-- start --

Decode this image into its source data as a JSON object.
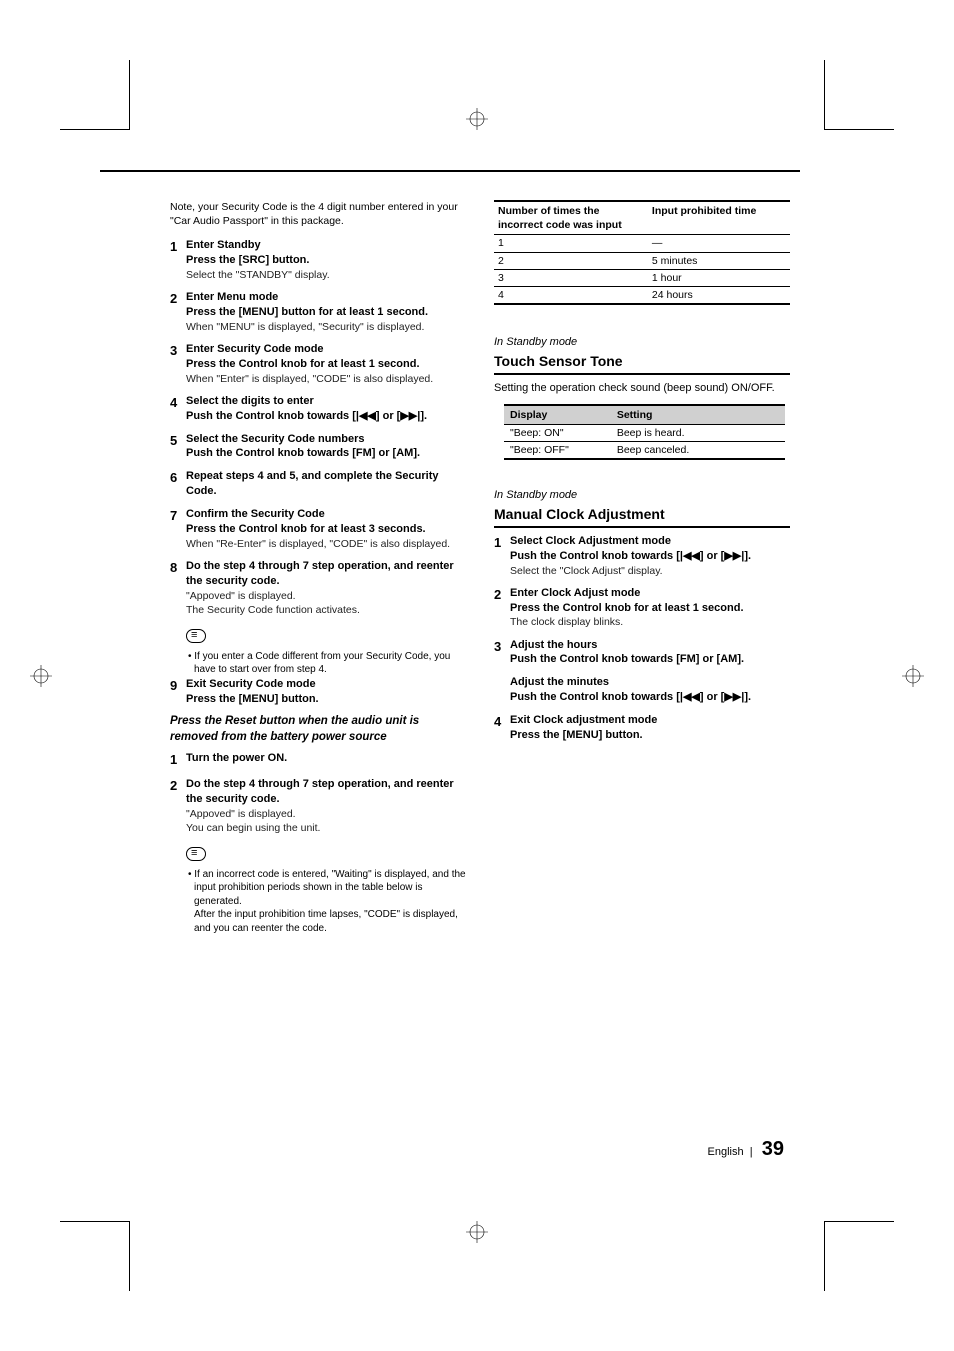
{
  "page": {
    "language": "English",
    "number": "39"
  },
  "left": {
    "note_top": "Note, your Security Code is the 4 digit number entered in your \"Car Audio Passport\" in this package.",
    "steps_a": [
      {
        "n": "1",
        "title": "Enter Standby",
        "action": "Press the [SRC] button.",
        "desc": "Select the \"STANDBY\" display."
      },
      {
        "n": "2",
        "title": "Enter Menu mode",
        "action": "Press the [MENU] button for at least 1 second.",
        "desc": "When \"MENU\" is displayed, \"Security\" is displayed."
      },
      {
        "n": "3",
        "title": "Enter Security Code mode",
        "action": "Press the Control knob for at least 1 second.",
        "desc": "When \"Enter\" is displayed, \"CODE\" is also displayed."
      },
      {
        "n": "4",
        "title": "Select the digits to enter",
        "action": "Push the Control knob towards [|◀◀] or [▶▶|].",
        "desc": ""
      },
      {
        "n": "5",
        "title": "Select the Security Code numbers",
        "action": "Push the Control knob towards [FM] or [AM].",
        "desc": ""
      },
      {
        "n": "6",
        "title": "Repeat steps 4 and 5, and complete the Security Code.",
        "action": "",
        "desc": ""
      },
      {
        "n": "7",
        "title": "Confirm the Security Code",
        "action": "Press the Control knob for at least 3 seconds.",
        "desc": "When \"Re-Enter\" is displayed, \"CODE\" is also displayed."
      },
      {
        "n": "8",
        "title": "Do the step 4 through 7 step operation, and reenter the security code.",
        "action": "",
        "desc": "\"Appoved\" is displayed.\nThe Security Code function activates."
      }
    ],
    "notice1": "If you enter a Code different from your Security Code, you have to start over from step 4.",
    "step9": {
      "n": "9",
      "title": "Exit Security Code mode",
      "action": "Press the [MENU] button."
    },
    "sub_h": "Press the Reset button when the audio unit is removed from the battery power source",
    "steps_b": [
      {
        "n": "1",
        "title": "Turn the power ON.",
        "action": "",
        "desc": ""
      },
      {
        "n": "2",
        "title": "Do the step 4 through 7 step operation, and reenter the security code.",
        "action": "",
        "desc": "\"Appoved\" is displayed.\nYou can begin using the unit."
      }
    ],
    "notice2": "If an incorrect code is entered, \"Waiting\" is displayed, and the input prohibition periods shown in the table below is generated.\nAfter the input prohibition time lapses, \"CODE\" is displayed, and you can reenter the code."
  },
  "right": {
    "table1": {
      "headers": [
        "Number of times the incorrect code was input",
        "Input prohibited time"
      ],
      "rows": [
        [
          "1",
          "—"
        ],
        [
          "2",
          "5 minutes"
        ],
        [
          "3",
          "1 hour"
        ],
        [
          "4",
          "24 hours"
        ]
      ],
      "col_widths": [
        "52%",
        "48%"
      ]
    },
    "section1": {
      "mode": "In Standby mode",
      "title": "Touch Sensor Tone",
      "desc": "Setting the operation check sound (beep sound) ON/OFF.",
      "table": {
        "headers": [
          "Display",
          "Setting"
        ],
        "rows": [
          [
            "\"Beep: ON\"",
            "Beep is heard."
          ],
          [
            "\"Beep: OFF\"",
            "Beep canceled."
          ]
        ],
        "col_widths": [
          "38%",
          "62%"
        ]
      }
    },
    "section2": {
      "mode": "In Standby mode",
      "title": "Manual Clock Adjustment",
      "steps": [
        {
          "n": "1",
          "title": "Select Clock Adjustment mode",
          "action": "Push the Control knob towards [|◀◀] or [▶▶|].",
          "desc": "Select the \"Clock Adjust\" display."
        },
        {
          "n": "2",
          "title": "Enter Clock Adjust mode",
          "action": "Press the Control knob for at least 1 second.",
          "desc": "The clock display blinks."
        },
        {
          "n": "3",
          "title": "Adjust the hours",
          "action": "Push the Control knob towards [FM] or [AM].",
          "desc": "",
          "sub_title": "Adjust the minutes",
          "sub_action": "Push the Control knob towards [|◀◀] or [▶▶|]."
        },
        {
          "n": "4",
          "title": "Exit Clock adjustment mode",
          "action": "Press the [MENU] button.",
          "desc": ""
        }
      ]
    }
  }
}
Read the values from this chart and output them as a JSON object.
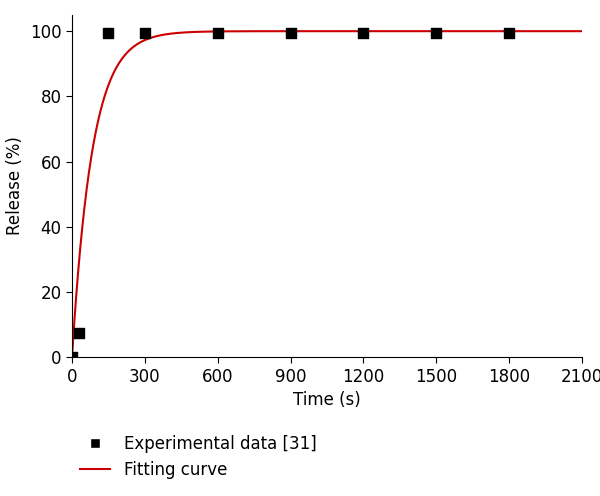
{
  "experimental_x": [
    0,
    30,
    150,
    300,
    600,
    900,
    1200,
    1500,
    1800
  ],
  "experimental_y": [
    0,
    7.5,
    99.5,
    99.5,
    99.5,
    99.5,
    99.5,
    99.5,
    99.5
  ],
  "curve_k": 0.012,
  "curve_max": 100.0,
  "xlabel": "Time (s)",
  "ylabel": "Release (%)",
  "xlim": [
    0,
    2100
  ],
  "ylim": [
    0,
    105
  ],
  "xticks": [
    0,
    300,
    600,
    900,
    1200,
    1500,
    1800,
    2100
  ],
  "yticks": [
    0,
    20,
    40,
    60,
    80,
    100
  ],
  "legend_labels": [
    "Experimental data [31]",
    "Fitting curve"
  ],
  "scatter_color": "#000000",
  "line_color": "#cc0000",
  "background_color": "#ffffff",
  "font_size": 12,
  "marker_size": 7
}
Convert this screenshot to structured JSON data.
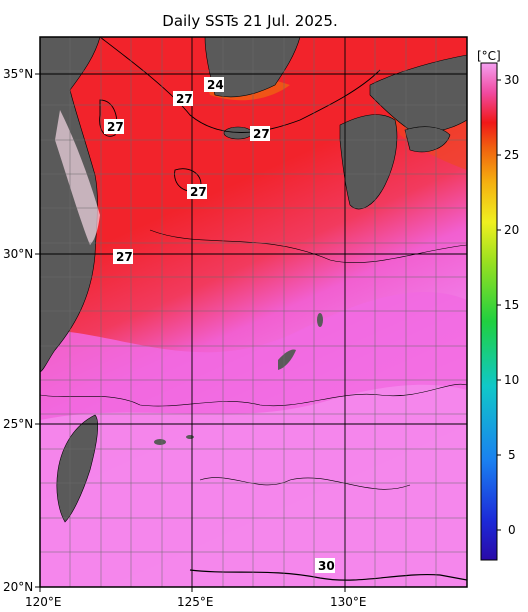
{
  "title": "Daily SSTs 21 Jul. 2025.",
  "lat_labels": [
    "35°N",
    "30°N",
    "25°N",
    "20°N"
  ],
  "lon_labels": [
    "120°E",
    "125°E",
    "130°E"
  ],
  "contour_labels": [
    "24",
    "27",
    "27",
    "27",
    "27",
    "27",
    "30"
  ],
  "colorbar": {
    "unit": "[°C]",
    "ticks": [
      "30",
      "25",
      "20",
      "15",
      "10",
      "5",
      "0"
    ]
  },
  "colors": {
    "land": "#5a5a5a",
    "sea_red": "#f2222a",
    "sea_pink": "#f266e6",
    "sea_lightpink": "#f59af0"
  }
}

-- end --

● TASK TO COMPLETE
List the lines of the material in which the word "object" occurs.

● THE OUTPUT
Decode this image into its source data as a JSON object.
Read the values from this chart and output them as a JSON object.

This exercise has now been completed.